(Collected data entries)
━━━
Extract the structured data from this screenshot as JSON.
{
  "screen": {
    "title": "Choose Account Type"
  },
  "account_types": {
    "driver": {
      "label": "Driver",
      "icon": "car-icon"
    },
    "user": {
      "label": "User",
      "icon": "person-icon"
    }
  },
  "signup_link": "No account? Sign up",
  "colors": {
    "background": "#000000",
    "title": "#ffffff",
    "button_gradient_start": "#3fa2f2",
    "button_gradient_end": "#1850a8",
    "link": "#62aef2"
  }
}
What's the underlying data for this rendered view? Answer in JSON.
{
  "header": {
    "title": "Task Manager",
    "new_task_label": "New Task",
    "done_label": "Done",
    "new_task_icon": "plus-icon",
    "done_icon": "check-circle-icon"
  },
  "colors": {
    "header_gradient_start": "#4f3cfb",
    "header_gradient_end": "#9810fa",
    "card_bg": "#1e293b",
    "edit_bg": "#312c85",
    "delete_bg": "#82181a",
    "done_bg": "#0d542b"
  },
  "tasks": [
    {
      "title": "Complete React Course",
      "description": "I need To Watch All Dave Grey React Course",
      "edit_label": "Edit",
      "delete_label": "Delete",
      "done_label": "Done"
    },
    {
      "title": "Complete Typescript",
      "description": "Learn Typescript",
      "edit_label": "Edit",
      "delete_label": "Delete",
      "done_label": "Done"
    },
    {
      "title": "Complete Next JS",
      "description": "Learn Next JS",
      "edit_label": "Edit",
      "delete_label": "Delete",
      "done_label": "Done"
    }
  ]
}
━━━
From the records above, copy every line that holds the word "this".

## Written solution
Extract the structured data from this screenshot as JSON.
What's the underlying data for this rendered view? Answer in JSON.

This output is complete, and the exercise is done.